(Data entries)
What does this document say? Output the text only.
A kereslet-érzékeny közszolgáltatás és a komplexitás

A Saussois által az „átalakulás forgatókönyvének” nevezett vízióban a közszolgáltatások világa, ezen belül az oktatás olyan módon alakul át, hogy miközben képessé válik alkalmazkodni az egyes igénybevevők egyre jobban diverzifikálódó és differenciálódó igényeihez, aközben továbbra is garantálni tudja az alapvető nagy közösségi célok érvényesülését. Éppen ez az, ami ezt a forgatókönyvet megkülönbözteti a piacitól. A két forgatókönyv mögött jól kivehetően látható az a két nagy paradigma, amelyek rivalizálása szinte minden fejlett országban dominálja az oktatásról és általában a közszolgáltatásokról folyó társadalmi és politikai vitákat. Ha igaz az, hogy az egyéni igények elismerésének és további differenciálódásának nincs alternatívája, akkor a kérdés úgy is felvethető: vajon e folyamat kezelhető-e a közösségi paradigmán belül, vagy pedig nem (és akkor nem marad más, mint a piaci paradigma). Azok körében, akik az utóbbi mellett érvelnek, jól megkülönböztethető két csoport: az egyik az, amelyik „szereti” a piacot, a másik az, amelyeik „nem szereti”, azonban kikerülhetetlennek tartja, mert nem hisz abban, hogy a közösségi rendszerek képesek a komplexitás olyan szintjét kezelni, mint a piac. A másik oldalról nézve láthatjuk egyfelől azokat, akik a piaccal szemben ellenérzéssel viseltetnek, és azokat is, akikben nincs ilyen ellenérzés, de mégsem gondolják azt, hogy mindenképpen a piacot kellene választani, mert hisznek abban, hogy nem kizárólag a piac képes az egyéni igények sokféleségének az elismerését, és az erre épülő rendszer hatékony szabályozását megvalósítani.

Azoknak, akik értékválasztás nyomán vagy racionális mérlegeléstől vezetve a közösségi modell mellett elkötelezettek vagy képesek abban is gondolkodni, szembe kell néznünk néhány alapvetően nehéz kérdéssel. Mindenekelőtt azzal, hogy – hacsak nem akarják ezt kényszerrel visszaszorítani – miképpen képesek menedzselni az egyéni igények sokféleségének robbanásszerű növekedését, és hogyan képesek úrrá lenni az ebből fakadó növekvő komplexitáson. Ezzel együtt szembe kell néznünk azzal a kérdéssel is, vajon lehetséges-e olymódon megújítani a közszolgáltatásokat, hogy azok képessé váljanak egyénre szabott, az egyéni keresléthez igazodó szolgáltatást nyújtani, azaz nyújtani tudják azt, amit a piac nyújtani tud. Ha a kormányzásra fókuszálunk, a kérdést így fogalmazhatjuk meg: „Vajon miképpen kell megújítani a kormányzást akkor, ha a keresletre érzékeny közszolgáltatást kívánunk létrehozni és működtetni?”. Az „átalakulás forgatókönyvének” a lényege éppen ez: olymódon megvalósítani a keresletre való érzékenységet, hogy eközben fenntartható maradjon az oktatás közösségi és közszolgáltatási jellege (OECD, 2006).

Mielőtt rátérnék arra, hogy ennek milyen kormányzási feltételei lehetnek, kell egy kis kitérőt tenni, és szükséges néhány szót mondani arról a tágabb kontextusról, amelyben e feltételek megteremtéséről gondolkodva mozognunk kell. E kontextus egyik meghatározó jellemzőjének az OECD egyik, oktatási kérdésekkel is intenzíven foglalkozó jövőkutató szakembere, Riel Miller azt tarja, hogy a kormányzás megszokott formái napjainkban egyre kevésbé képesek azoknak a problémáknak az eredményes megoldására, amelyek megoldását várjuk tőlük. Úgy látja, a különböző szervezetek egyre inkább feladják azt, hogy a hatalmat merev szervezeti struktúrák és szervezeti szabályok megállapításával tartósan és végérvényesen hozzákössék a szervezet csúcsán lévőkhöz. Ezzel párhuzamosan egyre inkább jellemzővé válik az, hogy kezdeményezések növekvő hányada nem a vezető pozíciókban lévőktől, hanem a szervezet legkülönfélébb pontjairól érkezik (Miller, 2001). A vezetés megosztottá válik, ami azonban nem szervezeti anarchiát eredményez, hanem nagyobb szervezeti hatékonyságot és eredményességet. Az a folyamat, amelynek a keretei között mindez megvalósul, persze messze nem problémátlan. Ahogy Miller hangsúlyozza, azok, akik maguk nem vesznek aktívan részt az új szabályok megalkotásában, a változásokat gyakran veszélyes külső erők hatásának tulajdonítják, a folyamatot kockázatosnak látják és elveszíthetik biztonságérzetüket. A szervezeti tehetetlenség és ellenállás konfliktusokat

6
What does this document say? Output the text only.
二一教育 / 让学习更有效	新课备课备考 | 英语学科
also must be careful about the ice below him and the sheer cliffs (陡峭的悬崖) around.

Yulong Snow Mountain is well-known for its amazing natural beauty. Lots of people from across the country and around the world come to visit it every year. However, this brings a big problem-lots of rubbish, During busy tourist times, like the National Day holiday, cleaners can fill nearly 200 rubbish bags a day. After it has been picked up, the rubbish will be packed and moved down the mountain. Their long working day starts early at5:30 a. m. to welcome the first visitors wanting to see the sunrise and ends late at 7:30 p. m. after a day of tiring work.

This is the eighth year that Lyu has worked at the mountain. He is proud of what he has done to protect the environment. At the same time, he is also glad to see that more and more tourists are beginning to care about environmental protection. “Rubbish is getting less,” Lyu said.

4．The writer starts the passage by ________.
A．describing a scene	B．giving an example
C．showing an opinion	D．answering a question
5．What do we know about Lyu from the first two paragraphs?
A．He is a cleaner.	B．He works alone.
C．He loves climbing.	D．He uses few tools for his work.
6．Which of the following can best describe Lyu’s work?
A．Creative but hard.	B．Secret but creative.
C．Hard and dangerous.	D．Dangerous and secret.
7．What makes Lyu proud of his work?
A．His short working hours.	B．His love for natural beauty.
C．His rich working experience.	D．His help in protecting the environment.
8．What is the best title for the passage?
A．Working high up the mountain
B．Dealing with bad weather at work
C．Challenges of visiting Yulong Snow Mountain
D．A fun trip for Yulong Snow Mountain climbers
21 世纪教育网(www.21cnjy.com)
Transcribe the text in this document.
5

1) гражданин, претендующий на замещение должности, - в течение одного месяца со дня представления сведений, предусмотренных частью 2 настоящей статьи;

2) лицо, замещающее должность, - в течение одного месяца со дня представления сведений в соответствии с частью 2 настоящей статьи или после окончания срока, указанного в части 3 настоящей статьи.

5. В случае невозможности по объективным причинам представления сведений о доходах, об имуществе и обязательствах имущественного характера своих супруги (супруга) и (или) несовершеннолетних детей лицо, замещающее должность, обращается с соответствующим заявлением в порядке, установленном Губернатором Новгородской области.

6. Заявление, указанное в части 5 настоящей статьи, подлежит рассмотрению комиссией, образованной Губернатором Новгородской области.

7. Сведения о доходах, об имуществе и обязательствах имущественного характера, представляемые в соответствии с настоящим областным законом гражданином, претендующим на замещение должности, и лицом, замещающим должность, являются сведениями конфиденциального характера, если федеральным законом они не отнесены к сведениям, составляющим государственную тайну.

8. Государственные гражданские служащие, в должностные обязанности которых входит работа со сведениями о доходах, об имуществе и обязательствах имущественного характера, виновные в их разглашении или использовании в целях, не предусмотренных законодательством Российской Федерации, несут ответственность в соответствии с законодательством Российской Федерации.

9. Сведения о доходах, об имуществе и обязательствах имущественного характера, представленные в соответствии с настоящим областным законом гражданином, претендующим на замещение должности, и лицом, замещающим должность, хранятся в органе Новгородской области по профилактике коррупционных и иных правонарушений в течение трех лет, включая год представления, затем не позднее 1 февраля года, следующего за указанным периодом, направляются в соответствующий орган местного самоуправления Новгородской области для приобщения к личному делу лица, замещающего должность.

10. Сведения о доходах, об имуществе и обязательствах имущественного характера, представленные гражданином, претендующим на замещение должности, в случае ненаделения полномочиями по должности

__WHAT YOU ARE ASKED TO DO__.
Copy whichever lines in the listing above contain the word "имуществе".

__WRITTEN RESPONSE__.
5. В случае невозможности по объективным причинам представления сведений о доходах, об имуществе и обязательствах имущественного характера своих супруги (супруга) и (или) несовершеннолетних детей лицо, замещающее должность, обращается с соответствующим заявлением в порядке, установленном Губернатором Новгородской области.
7. Сведения о доходах, об имуществе и обязательствах имущественного характера, представляемые в соответствии с настоящим областным законом гражданином, претендующим на замещение должности, и лицом, замещающим должность, являются сведениями конфиденциального характера, если федеральным законом они не отнесены к сведениям, составляющим государственную тайну.
8. Государственные гражданские служащие, в должностные обязанности которых входит работа со сведениями о доходах, об имуществе и обязательствах имущественного характера, виновные в их разглашении или использовании в целях, не предусмотренных законодательством Российской Федерации, несут ответственность в соответствии с законодательством Российской Федерации.
9. Сведения о доходах, об имуществе и обязательствах имущественного характера, представленные в соответствии с настоящим областным законом гражданином, претендующим на замещение должности, и лицом, замещающим должность, хранятся в органе Новгородской области по профилактике коррупционных и иных правонарушений в течение трех лет, включая год представления, затем не позднее 1 февраля года, следующего за указанным периодом, направляются в соответствующий орган местного самоуправления Новгородской области для приобщения к личному делу лица, замещающего должность.
10. Сведения о доходах, об имуществе и обязательствах имущественного характера, представленные гражданином, претендующим на замещение должности, в случае ненаделения полномочиями по должности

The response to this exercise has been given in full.